▸ **What is expected**: Isolate every line in the data with the string "FDMA" and copy it.

-- START OF Raw records --

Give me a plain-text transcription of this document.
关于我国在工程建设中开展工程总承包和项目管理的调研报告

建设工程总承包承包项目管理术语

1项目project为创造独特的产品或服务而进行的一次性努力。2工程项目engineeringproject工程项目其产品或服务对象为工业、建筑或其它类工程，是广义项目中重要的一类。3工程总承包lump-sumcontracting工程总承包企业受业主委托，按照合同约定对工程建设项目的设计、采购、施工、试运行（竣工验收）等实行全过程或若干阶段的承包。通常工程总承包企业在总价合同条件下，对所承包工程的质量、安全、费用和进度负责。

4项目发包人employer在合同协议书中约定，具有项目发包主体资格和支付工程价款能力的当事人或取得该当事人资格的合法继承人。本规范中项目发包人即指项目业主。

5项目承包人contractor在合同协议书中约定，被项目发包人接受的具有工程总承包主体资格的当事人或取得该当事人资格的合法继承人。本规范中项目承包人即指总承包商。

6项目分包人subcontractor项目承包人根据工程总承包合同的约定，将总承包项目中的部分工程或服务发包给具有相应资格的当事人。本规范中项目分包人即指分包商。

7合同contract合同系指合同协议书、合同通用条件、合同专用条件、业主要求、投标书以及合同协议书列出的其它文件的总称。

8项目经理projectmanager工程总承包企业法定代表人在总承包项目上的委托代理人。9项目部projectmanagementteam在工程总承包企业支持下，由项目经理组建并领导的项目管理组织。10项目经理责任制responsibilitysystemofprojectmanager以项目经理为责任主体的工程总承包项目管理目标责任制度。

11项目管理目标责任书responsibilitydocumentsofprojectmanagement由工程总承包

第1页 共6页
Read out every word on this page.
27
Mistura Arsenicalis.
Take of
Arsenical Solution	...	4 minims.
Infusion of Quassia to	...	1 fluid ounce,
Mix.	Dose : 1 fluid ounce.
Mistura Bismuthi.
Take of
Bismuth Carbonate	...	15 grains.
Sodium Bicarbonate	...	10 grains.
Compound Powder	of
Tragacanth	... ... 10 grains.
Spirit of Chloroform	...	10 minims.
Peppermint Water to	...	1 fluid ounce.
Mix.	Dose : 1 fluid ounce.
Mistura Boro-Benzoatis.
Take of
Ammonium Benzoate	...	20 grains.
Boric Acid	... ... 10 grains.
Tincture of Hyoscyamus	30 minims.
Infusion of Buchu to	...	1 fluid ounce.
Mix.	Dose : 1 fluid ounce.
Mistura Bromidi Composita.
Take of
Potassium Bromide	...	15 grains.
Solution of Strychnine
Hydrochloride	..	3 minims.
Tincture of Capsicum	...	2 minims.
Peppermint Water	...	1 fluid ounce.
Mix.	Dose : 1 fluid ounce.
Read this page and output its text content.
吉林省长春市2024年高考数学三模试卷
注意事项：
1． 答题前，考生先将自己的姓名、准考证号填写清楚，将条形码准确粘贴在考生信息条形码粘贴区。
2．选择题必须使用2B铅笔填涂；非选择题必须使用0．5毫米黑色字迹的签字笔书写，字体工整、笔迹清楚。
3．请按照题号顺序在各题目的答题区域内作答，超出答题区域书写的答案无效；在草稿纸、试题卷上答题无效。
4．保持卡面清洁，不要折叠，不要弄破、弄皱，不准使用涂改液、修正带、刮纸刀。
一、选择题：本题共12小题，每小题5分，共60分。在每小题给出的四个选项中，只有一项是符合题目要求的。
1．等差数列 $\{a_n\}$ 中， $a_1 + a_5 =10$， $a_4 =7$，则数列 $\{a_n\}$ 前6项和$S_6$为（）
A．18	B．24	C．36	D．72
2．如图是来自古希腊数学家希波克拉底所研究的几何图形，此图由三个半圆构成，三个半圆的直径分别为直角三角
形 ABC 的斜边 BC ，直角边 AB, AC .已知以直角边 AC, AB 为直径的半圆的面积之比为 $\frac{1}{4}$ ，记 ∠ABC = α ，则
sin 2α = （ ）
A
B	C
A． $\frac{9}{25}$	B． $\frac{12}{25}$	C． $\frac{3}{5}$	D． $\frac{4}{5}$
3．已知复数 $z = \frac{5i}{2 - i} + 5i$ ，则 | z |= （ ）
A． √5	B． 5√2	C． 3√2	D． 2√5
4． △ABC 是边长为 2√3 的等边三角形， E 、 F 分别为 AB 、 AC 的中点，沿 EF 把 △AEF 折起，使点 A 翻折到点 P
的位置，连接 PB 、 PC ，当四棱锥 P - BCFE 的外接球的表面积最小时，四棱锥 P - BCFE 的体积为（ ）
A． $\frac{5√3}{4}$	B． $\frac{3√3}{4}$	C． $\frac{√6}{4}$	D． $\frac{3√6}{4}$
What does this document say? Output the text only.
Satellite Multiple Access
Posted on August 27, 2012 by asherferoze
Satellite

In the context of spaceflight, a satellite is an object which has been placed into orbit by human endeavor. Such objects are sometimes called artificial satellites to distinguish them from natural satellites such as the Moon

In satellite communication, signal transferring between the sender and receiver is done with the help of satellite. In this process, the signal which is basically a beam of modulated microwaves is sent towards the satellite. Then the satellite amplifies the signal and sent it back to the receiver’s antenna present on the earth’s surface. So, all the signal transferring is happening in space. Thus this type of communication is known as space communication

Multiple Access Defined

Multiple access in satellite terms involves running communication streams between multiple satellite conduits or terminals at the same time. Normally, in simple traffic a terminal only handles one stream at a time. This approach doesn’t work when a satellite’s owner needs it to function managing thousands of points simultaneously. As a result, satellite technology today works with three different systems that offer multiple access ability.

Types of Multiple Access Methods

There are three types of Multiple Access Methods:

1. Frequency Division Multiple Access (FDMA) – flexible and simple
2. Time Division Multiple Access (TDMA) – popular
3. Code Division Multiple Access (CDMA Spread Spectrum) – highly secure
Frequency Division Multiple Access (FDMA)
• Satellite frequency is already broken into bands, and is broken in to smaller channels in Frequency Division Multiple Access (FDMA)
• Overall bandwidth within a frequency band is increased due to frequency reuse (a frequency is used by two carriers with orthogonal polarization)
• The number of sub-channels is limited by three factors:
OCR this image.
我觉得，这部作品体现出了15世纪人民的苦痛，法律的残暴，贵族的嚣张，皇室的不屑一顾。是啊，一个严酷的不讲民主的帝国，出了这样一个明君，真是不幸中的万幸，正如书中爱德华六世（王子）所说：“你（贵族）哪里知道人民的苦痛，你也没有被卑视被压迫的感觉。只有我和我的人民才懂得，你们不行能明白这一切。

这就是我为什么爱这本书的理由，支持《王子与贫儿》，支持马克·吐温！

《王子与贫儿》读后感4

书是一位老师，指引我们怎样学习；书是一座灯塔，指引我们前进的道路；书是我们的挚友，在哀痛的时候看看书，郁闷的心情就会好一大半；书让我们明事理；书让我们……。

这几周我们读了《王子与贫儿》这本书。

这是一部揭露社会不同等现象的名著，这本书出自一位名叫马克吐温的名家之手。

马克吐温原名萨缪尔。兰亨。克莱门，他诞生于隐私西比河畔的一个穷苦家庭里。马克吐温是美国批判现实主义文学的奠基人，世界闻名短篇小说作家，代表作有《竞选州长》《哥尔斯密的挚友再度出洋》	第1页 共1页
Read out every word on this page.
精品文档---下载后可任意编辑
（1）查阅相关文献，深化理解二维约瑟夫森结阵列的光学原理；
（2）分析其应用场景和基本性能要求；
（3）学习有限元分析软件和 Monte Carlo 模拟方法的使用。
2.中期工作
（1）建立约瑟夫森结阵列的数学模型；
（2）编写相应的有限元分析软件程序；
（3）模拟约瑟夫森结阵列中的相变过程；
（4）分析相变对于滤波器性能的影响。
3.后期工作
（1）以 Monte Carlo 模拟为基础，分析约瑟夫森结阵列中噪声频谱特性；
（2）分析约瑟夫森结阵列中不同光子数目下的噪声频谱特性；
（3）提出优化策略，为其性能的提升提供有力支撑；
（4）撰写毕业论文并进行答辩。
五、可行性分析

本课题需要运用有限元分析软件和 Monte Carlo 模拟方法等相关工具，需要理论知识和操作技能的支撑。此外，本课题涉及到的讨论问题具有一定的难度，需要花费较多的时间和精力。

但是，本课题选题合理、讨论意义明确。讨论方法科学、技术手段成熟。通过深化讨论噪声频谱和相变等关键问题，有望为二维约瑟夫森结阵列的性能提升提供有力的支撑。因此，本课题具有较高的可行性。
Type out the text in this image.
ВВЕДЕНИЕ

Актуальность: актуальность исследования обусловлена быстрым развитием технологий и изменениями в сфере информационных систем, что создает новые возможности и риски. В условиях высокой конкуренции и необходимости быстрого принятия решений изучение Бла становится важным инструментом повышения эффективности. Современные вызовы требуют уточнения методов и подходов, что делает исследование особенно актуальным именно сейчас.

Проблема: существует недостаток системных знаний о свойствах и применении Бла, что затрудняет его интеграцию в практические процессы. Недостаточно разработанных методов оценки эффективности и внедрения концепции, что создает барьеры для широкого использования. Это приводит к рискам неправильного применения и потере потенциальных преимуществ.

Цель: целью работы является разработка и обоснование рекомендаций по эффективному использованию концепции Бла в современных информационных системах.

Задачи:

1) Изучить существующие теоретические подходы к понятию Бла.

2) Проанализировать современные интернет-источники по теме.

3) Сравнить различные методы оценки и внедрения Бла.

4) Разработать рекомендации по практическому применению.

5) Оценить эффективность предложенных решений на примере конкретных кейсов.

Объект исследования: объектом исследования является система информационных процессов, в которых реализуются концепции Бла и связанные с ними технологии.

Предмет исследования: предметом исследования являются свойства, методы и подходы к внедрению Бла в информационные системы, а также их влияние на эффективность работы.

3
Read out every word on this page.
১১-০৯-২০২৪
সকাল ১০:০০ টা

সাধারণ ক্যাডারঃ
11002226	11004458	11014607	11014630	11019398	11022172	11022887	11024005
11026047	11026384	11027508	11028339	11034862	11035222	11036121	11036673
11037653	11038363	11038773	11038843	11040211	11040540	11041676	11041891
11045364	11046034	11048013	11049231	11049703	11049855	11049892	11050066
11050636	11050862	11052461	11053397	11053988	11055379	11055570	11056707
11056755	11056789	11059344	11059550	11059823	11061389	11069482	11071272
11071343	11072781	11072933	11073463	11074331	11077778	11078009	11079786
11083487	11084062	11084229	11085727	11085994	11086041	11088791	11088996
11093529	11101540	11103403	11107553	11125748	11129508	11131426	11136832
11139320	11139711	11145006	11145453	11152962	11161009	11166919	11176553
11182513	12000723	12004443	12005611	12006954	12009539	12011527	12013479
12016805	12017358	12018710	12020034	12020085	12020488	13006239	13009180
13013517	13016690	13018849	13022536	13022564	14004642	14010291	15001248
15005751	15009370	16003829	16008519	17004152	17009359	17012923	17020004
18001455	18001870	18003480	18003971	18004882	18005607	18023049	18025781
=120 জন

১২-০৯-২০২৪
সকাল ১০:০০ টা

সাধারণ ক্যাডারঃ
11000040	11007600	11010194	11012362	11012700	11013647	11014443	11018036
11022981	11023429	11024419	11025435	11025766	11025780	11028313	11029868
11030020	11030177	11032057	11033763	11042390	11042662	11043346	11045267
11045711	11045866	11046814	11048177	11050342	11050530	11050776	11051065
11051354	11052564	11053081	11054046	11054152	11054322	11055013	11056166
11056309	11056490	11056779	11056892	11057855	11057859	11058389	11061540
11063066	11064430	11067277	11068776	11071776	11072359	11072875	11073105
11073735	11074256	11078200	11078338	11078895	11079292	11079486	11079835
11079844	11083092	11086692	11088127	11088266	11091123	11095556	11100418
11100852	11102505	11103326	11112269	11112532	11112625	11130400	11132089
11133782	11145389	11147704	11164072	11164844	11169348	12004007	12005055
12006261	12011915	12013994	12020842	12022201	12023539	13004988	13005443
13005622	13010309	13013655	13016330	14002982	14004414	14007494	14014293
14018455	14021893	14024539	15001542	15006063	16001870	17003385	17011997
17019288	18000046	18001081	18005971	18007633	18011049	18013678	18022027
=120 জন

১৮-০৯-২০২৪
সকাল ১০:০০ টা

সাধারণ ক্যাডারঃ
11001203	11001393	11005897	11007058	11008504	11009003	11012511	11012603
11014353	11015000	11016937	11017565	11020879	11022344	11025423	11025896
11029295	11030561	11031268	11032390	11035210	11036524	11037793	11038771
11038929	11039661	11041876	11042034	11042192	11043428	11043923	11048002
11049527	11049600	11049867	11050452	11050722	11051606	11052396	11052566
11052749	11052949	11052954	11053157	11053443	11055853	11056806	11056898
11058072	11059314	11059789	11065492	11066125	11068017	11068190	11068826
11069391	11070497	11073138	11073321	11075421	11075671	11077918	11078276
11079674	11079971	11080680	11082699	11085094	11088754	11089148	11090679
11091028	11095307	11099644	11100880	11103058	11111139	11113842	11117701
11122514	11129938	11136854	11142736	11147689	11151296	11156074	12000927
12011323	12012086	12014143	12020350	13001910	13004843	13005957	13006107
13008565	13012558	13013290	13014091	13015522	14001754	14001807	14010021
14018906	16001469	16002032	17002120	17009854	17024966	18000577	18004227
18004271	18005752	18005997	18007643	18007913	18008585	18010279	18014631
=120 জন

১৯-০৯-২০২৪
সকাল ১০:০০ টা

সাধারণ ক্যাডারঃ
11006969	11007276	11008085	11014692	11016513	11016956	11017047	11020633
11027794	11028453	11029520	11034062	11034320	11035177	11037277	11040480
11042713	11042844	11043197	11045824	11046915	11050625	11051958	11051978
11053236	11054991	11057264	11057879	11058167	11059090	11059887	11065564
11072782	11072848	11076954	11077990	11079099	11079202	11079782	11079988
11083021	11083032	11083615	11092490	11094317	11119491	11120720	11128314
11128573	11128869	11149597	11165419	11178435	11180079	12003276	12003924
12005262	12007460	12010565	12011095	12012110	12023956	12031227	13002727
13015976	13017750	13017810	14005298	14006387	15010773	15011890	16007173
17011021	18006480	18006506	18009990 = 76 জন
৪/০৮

-- END OF Raw records --

▸ **Written answer**:
1. Frequency Division Multiple Access (FDMA) – flexible and simple
Frequency Division Multiple Access (FDMA)
• Satellite frequency is already broken into bands, and is broken in to smaller channels in Frequency Division Multiple Access (FDMA)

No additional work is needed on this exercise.